Scan the material below for lines with the word "rockyou" and report how many there are, with nothing added.

[Dataset records]
<<<<
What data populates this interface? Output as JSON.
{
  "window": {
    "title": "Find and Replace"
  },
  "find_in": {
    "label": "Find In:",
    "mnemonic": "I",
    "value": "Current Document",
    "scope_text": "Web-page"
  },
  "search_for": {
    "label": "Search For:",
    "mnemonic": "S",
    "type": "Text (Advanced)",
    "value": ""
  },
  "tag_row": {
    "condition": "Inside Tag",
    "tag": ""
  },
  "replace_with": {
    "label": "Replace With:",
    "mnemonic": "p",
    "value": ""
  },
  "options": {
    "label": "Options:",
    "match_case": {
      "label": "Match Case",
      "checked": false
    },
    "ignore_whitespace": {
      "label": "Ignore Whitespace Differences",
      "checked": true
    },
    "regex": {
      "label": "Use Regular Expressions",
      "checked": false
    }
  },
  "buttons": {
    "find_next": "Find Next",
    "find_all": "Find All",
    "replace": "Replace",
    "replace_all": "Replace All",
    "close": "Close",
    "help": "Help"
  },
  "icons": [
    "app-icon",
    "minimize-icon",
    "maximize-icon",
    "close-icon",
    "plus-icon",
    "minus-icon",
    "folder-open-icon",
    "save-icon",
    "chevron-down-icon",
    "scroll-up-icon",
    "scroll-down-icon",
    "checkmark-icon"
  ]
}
>>>>
<<<<
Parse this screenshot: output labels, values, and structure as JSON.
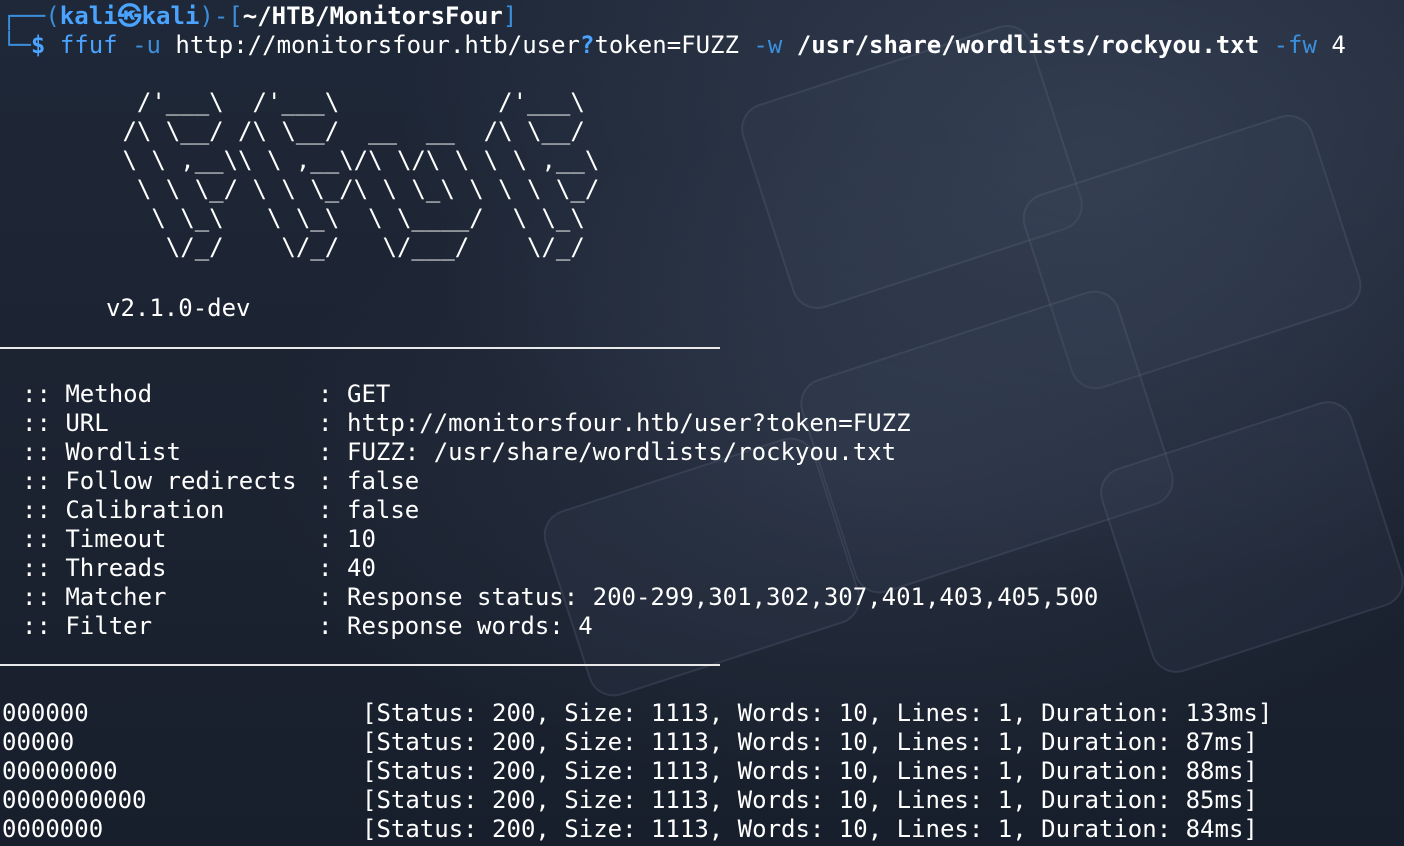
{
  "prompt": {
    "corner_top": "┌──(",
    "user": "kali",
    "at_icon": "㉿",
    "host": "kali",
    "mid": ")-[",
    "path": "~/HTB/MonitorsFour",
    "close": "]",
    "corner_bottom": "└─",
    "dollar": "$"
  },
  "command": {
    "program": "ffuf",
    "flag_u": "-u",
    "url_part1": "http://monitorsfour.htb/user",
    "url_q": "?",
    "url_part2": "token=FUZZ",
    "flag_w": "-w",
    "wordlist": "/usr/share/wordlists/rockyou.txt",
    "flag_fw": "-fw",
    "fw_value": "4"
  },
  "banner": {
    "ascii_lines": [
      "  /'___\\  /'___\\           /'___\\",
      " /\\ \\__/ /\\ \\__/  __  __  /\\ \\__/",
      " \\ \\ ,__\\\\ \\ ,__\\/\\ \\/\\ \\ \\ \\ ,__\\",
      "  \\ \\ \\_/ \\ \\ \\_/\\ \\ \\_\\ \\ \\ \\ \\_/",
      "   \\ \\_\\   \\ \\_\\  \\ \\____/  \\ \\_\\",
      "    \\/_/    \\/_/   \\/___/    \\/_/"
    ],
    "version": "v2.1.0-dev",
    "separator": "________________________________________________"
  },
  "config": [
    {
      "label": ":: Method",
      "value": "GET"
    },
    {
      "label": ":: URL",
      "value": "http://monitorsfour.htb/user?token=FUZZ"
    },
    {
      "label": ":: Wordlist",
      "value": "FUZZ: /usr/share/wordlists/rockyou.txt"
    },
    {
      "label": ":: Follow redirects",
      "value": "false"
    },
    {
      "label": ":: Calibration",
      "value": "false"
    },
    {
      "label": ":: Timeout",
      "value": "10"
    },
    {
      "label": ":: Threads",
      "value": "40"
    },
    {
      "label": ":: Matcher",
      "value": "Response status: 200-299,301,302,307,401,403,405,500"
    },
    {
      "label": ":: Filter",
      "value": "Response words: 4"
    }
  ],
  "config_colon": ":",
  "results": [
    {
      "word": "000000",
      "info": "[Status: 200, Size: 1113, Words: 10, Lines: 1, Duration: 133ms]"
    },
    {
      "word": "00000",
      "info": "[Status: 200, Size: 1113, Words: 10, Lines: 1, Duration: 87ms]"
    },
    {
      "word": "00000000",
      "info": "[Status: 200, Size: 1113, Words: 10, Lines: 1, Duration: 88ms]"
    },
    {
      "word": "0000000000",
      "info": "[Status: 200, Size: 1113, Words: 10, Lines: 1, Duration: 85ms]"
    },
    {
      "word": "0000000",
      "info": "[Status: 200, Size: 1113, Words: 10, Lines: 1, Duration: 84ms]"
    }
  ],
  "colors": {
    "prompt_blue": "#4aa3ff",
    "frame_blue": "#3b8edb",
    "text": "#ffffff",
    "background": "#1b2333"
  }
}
>>>>
- **SOLUTION**
2